● **Work to complete**
Reproduce, word for word, the stretch of the reflection on the Lamb of God and the loss of the sense of sin that opens with the words "The second factor" and closes with "of my upbringing.".

● **Text shown**
┌────────

It sounds familiar enough to us, but what it meant for the people of Jesus’ time was nothing short of remarkable. The lamb was central to the religious life of the people of Israel. When they were rescued from the land of Egypt, only those who had sprinkled their doorposts with the blood of the lamb, and had eaten the lamb as their Passover meal were saved. The sacrifice of the lamb would become a sign of their salvation, a perpetual remembrance of their freedom, and a sign of their new life from God.

Once they became established in the Promised Land and built the Temple in Jerusalem, every day—right up to the time of Christ—the priests would offer the sacrifice of a lamb in atonement for the sins of the people. Remember, John the Baptist’s father was a priest of the temple. John would have understood all this.

When he cries out: “Behold, the Lamb of God, who takes away the sin of the world,” he is announcing that the Messiah has arrived and the time has come for the salvation of all, for forgiveness, once and for all. It’s a powerful statement: The time has come for them to be forgiven, and for all sin to be taken away!

But what kind of impact does such a statement have for us? What does it mean for us that Jesus has come to “take away the sins of the world”? In our culture, and in the world we live in, many say that there is a loss of the sense of sin. To even suggest that there is such a thing as “living in sin” or to consider that we ourselves might be in a “state of sin” at any given time is almost unheard of.

Pope John Paul the Great, in one of his earlier documents called Reconciliation and Penance, writes about this loss of the sense of sin. He talks about the weakening of the moral conscience—our ability to recognize within our hearts right from wrong—and says:

It happens not infrequently in history that the moral conscience of many people becomes seriously clouded . . . Too many signs indicate that such an eclipse exists in our time . . . It is inevitable therefore that in this situation there is an obscuring also of the sense of sin.
—Reconciliatio et Paenitentia, # 18

The Holy Father connects this loss of the sense of sin to several different factors in our contemporary culture, and you don’t need to be an expert in theology or culture to recognize them.

The first one he mentions is what is commonly called secularism. John Paul II defines it as “a movement of ideas and behavior which advocates a humanism totally without God.” We place all of our focus on this world only; all our eggs are in this one basket. We look to our own accomplishments, our own careers, and even good endeavors like work and family, yet totally without reference to God. That is secularism.

Quoting what he had said earlier in his first Encyclical Letter, Redemptor Hominis, John Paul II talks about how man can build a world without God; it is certainly possible. But that world, he says, will end by turning against him.

Isn’t that what we see on a global scale, with nations destroying each other in the absence of any real search for the will of God? Don’t we see this even on a more personal level, when we try to create our own little space or world without God in it? That world, in the end, will turn against us. Secularism, then, is the first factor which leads to a loss of the sense of sin.

The second factor that has caused a loss of the sense of sin in our culture is what could be termed “pop psychology.” It is not really psychology at all, but a mistaken understanding of the human person which “leads to a refusal to admit any shortcoming.” In other words, we simply explain our sin away and excuse ourselves as a product of our environment.

The problems in my life are because of my upbringing.

It is my parents’ fault.

My boss is no good.

└────────

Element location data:
┌────────

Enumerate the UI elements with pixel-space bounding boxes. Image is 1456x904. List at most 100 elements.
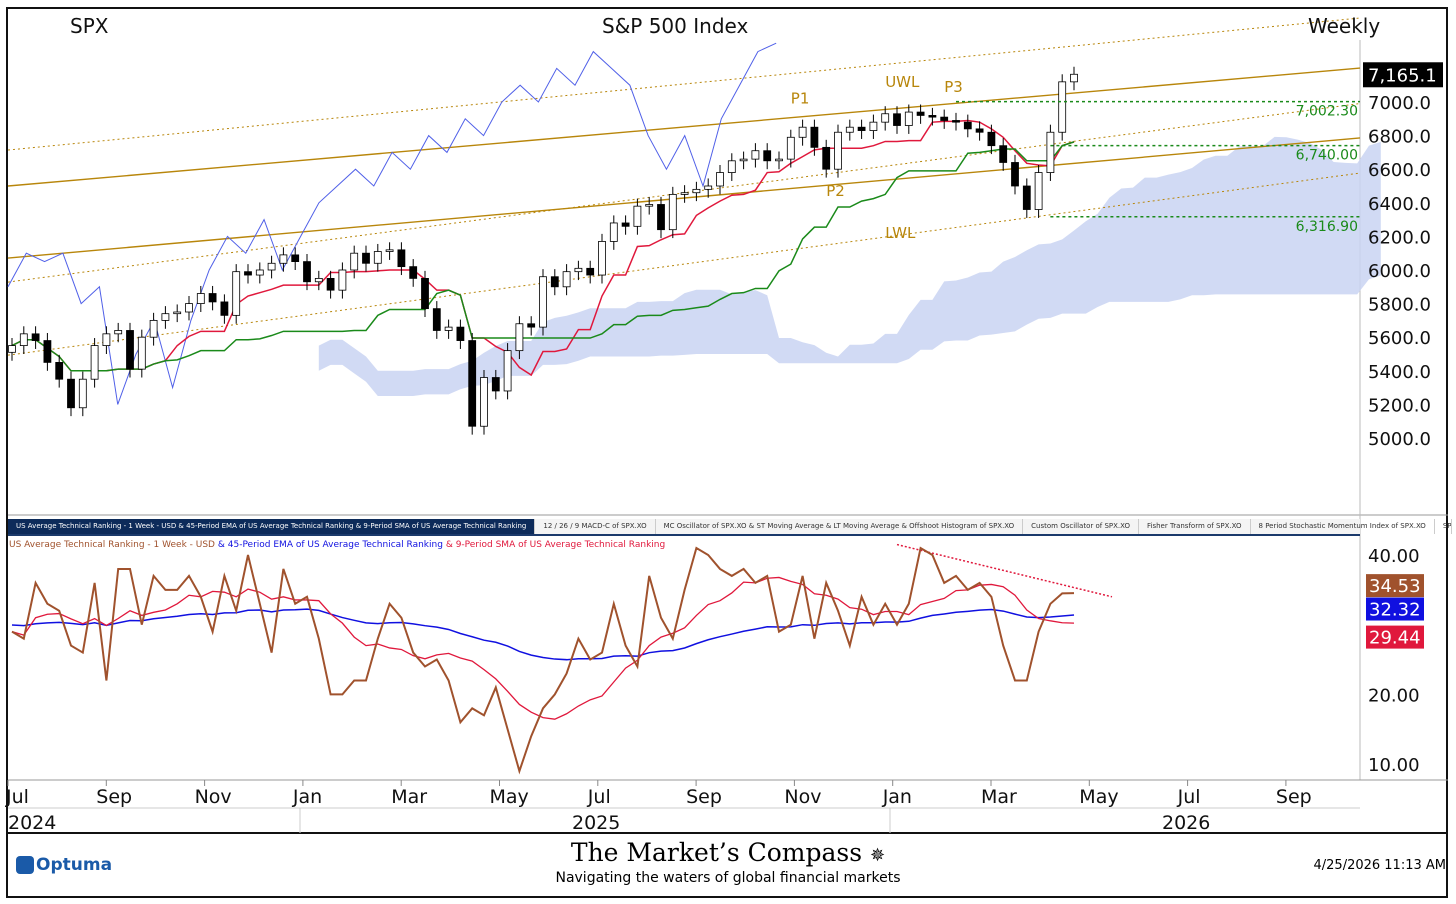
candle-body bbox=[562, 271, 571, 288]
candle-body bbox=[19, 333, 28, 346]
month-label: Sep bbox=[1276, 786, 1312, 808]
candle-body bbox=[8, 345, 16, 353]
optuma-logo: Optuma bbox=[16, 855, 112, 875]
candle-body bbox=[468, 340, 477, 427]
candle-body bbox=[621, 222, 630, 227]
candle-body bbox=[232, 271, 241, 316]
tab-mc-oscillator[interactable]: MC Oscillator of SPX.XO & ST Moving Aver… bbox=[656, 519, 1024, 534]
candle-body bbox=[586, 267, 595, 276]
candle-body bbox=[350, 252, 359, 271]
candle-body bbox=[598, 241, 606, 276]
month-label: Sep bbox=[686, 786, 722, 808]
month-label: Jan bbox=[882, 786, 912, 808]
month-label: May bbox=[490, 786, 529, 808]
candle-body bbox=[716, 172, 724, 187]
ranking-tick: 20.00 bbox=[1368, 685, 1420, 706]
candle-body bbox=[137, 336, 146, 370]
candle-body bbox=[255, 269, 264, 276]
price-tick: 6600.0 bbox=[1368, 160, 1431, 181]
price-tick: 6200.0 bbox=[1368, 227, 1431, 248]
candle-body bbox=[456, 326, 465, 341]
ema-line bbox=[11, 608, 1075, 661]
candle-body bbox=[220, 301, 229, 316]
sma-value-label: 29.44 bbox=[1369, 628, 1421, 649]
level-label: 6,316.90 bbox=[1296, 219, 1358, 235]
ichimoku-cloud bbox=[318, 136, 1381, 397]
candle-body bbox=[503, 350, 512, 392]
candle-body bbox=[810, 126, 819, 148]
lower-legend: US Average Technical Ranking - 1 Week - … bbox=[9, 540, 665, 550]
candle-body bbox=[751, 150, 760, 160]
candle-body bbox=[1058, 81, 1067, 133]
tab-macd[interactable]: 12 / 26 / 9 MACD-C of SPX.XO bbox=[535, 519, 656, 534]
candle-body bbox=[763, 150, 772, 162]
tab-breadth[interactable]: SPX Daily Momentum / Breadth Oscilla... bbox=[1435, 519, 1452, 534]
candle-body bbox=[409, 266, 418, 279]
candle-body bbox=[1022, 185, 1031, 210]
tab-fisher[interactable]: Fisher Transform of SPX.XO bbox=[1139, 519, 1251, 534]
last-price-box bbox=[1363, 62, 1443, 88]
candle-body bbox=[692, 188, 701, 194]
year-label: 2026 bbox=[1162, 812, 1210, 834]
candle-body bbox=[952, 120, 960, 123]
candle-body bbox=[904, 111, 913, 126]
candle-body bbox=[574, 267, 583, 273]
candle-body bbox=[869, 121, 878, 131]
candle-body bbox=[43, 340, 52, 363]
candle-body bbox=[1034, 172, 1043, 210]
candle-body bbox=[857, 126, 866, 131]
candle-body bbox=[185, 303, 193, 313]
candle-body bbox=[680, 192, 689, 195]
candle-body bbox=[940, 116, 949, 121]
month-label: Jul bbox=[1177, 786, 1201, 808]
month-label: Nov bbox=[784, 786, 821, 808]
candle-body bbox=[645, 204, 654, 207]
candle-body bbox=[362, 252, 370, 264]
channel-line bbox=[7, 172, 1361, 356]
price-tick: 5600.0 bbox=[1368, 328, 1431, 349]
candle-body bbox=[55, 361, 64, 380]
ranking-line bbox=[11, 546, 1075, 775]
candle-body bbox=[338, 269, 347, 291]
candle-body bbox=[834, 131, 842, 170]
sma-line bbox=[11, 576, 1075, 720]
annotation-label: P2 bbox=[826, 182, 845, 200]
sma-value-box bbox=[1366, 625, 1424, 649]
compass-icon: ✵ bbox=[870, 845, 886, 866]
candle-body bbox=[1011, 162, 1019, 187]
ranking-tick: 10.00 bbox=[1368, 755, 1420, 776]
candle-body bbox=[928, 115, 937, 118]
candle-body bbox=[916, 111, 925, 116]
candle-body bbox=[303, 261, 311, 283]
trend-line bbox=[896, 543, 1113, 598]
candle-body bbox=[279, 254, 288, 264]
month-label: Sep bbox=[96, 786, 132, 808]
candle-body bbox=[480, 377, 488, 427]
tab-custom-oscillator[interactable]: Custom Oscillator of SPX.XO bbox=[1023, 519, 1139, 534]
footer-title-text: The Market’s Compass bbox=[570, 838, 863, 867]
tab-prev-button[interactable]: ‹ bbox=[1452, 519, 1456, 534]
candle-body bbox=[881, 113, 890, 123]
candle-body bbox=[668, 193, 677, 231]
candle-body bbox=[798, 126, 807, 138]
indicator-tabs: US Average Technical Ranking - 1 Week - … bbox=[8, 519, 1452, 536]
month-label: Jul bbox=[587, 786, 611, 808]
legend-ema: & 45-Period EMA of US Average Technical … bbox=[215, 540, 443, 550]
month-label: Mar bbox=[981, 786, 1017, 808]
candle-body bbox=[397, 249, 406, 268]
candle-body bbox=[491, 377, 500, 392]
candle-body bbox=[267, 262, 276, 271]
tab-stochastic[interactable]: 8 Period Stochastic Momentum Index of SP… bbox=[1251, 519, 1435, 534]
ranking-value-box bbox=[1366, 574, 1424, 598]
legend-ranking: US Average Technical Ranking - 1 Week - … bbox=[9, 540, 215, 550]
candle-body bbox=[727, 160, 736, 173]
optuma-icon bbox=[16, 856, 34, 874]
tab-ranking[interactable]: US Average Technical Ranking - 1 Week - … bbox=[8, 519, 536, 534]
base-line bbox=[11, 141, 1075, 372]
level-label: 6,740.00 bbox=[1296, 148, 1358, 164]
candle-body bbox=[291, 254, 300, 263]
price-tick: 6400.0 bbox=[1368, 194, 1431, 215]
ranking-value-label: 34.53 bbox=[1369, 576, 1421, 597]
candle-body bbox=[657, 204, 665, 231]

└────────

● **Exercise output**
The second factor that has caused a loss of the sense of sin in our culture is what could be termed “pop psychology.” It is not really psychology at all, but a mistaken understanding of the human person which “leads to a refusal to admit any shortcoming.” In other words, we simply explain our sin away and excuse ourselves as a product of our environment.

The problems in my life are because of my upbringing.